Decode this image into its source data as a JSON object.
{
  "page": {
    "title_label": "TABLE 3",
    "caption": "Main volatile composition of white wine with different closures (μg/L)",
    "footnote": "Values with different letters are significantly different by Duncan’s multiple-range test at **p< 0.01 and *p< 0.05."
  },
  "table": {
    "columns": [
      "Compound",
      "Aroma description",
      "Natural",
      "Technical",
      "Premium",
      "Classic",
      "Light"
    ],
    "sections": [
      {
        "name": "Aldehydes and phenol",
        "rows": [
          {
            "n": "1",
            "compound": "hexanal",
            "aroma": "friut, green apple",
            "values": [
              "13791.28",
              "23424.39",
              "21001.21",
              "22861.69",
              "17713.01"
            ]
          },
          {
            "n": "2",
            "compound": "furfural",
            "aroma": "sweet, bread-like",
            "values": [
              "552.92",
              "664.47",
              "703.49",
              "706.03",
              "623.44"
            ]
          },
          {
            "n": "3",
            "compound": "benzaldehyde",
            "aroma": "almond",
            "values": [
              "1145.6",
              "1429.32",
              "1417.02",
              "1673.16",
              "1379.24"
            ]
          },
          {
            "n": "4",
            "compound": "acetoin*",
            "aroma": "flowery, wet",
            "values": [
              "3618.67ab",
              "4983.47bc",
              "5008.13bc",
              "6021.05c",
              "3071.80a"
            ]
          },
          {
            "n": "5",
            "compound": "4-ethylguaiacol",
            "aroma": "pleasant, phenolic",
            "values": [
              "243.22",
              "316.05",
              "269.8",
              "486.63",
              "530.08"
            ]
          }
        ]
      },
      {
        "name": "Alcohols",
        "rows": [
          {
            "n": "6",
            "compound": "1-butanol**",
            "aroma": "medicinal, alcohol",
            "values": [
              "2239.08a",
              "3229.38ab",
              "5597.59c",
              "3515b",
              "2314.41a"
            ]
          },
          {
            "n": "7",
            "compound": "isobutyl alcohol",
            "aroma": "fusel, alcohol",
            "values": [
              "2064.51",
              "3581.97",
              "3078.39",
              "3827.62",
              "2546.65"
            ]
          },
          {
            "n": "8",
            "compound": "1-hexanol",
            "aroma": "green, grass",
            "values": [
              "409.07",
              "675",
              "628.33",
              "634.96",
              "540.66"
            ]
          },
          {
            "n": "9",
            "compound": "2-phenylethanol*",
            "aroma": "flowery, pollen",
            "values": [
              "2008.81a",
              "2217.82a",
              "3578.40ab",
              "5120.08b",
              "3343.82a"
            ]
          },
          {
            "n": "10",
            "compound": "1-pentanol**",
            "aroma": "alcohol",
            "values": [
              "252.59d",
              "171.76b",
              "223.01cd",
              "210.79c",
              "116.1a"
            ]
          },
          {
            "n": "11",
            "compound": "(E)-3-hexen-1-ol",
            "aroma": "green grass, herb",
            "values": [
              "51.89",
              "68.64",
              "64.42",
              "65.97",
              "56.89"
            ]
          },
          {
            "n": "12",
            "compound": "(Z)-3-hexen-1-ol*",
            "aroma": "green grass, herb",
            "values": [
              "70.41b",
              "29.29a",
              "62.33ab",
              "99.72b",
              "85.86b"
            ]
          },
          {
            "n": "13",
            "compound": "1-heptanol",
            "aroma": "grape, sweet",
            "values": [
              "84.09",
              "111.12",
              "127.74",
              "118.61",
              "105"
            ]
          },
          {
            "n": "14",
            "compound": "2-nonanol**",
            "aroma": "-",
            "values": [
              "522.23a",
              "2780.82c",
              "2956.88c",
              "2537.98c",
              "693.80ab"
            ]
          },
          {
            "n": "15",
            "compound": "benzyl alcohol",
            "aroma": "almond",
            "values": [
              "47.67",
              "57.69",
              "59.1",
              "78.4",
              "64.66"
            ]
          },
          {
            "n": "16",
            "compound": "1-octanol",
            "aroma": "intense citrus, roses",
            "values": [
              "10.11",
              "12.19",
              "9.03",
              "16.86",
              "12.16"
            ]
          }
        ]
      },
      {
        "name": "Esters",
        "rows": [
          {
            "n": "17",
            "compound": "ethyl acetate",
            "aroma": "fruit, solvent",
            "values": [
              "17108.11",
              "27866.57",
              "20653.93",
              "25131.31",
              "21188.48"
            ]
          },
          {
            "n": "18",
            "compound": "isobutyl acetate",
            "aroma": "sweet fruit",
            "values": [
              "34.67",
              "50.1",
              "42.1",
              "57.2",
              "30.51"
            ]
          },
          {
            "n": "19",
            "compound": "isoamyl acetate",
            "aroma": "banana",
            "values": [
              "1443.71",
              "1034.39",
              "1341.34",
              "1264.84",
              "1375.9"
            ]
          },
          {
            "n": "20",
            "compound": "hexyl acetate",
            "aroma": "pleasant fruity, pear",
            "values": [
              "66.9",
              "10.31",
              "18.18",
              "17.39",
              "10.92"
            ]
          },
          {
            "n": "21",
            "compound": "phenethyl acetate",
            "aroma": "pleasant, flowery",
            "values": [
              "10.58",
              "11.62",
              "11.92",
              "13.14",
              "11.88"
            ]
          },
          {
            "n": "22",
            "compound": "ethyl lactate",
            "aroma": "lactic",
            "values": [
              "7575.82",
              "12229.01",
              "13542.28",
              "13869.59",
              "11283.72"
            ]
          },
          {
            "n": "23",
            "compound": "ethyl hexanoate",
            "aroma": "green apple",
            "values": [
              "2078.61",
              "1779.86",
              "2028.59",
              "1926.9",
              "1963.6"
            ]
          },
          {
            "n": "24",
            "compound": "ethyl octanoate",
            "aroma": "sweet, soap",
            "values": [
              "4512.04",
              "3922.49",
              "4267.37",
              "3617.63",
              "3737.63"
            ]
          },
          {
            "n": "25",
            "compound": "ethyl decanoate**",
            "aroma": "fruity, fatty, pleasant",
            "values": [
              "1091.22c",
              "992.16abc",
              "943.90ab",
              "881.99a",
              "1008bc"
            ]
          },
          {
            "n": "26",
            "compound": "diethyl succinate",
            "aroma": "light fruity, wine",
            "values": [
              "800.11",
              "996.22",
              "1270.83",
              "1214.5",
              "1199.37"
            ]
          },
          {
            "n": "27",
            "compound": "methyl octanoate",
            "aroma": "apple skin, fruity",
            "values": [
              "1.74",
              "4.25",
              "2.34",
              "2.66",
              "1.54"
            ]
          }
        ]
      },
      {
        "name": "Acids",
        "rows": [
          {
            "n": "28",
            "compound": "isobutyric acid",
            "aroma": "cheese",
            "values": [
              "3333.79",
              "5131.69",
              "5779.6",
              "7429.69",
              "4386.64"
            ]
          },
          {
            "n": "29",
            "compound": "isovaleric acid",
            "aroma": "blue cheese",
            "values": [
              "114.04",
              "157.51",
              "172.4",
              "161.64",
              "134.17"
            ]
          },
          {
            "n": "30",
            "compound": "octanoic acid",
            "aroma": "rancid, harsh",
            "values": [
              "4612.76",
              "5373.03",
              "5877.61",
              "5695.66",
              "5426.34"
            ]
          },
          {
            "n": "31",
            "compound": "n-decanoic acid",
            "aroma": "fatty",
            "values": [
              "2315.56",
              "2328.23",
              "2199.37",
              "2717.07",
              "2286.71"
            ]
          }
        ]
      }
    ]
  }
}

+-------+

» WHAT IS BEING ASKED
Every record should be given again exactly.

» TASK OUTPUT
Decode this image into its source data as a JSON object.
{
  "page": {
    "title_label": "TABLE 3",
    "caption": "Main volatile composition of white wine with different closures (μg/L)",
    "footnote": "Values with different letters are significantly different by Duncan’s multiple-range test at **p< 0.01 and *p< 0.05."
  },
  "table": {
    "columns": [
      "Compound",
      "Aroma description",
      "Natural",
      "Technical",
      "Premium",
      "Classic",
      "Light"
    ],
    "sections": [
      {
        "name": "Aldehydes and phenol",
        "rows": [
          {
            "n": "1",
            "compound": "hexanal",
            "aroma": "friut, green apple",
            "values": [
              "13791.28",
              "23424.39",
              "21001.21",
              "22861.69",
              "17713.01"
            ]
          },
          {
            "n": "2",
            "compound": "furfural",
            "aroma": "sweet, bread-like",
            "values": [
              "552.92",
              "664.47",
              "703.49",
              "706.03",
              "623.44"
            ]
          },
          {
            "n": "3",
            "compound": "benzaldehyde",
            "aroma": "almond",
            "values": [
              "1145.6",
              "1429.32",
              "1417.02",
              "1673.16",
              "1379.24"
            ]
          },
          {
            "n": "4",
            "compound": "acetoin*",
            "aroma": "flowery, wet",
            "values": [
              "3618.67ab",
              "4983.47bc",
              "5008.13bc",
              "6021.05c",
              "3071.80a"
            ]
          },
          {
            "n": "5",
            "compound": "4-ethylguaiacol",
            "aroma": "pleasant, phenolic",
            "values": [
              "243.22",
              "316.05",
              "269.8",
              "486.63",
              "530.08"
            ]
          }
        ]
      },
      {
        "name": "Alcohols",
        "rows": [
          {
            "n": "6",
            "compound": "1-butanol**",
            "aroma": "medicinal, alcohol",
            "values": [
              "2239.08a",
              "3229.38ab",
              "5597.59c",
              "3515b",
              "2314.41a"
            ]
          },
          {
            "n": "7",
            "compound": "isobutyl alcohol",
            "aroma": "fusel, alcohol",
            "values": [
              "2064.51",
              "3581.97",
              "3078.39",
              "3827.62",
              "2546.65"
            ]
          },
          {
            "n": "8",
            "compound": "1-hexanol",
            "aroma": "green, grass",
            "values": [
              "409.07",
              "675",
              "628.33",
              "634.96",
              "540.66"
            ]
          },
          {
            "n": "9",
            "compound": "2-phenylethanol*",
            "aroma": "flowery, pollen",
            "values": [
              "2008.81a",
              "2217.82a",
              "3578.40ab",
              "5120.08b",
              "3343.82a"
            ]
          },
          {
            "n": "10",
            "compound": "1-pentanol**",
            "aroma": "alcohol",
            "values": [
              "252.59d",
              "171.76b",
              "223.01cd",
              "210.79c",
              "116.1a"
            ]
          },
          {
            "n": "11",
            "compound": "(E)-3-hexen-1-ol",
            "aroma": "green grass, herb",
            "values": [
              "51.89",
              "68.64",
              "64.42",
              "65.97",
              "56.89"
            ]
          },
          {
            "n": "12",
            "compound": "(Z)-3-hexen-1-ol*",
            "aroma": "green grass, herb",
            "values": [
              "70.41b",
              "29.29a",
              "62.33ab",
              "99.72b",
              "85.86b"
            ]
          },
          {
            "n": "13",
            "compound": "1-heptanol",
            "aroma": "grape, sweet",
            "values": [
              "84.09",
              "111.12",
              "127.74",
              "118.61",
              "105"
            ]
          },
          {
            "n": "14",
            "compound": "2-nonanol**",
            "aroma": "-",
            "values": [
              "522.23a",
              "2780.82c",
              "2956.88c",
              "2537.98c",
              "693.80ab"
            ]
          },
          {
            "n": "15",
            "compound": "benzyl alcohol",
            "aroma": "almond",
            "values": [
              "47.67",
              "57.69",
              "59.1",
              "78.4",
              "64.66"
            ]
          },
          {
            "n": "16",
            "compound": "1-octanol",
            "aroma": "intense citrus, roses",
            "values": [
              "10.11",
              "12.19",
              "9.03",
              "16.86",
              "12.16"
            ]
          }
        ]
      },
      {
        "name": "Esters",
        "rows": [
          {
            "n": "17",
            "compound": "ethyl acetate",
            "aroma": "fruit, solvent",
            "values": [
              "17108.11",
              "27866.57",
              "20653.93",
              "25131.31",
              "21188.48"
            ]
          },
          {
            "n": "18",
            "compound": "isobutyl acetate",
            "aroma": "sweet fruit",
            "values": [
              "34.67",
              "50.1",
              "42.1",
              "57.2",
              "30.51"
            ]
          },
          {
            "n": "19",
            "compound": "isoamyl acetate",
            "aroma": "banana",
            "values": [
              "1443.71",
              "1034.39",
              "1341.34",
              "1264.84",
              "1375.9"
            ]
          },
          {
            "n": "20",
            "compound": "hexyl acetate",
            "aroma": "pleasant fruity, pear",
            "values": [
              "66.9",
              "10.31",
              "18.18",
              "17.39",
              "10.92"
            ]
          },
          {
            "n": "21",
            "compound": "phenethyl acetate",
            "aroma": "pleasant, flowery",
            "values": [
              "10.58",
              "11.62",
              "11.92",
              "13.14",
              "11.88"
            ]
          },
          {
            "n": "22",
            "compound": "ethyl lactate",
            "aroma": "lactic",
            "values": [
              "7575.82",
              "12229.01",
              "13542.28",
              "13869.59",
              "11283.72"
            ]
          },
          {
            "n": "23",
            "compound": "ethyl hexanoate",
            "aroma": "green apple",
            "values": [
              "2078.61",
              "1779.86",
              "2028.59",
              "1926.9",
              "1963.6"
            ]
          },
          {
            "n": "24",
            "compound": "ethyl octanoate",
            "aroma": "sweet, soap",
            "values": [
              "4512.04",
              "3922.49",
              "4267.37",
              "3617.63",
              "3737.63"
            ]
          },
          {
            "n": "25",
            "compound": "ethyl decanoate**",
            "aroma": "fruity, fatty, pleasant",
            "values": [
              "1091.22c",
              "992.16abc",
              "943.90ab",
              "881.99a",
              "1008bc"
            ]
          },
          {
            "n": "26",
            "compound": "diethyl succinate",
            "aroma": "light fruity, wine",
            "values": [
              "800.11",
              "996.22",
              "1270.83",
              "1214.5",
              "1199.37"
            ]
          },
          {
            "n": "27",
            "compound": "methyl octanoate",
            "aroma": "apple skin, fruity",
            "values": [
              "1.74",
              "4.25",
              "2.34",
              "2.66",
              "1.54"
            ]
          }
        ]
      },
      {
        "name": "Acids",
        "rows": [
          {
            "n": "28",
            "compound": "isobutyric acid",
            "aroma": "cheese",
            "values": [
              "3333.79",
              "5131.69",
              "5779.6",
              "7429.69",
              "4386.64"
            ]
          },
          {
            "n": "29",
            "compound": "isovaleric acid",
            "aroma": "blue cheese",
            "values": [
              "114.04",
              "157.51",
              "172.4",
              "161.64",
              "134.17"
            ]
          },
          {
            "n": "30",
            "compound": "octanoic acid",
            "aroma": "rancid, harsh",
            "values": [
              "4612.76",
              "5373.03",
              "5877.61",
              "5695.66",
              "5426.34"
            ]
          },
          {
            "n": "31",
            "compound": "n-decanoic acid",
            "aroma": "fatty",
            "values": [
              "2315.56",
              "2328.23",
              "2199.37",
              "2717.07",
              "2286.71"
            ]
          }
        ]
      }
    ]
  }
}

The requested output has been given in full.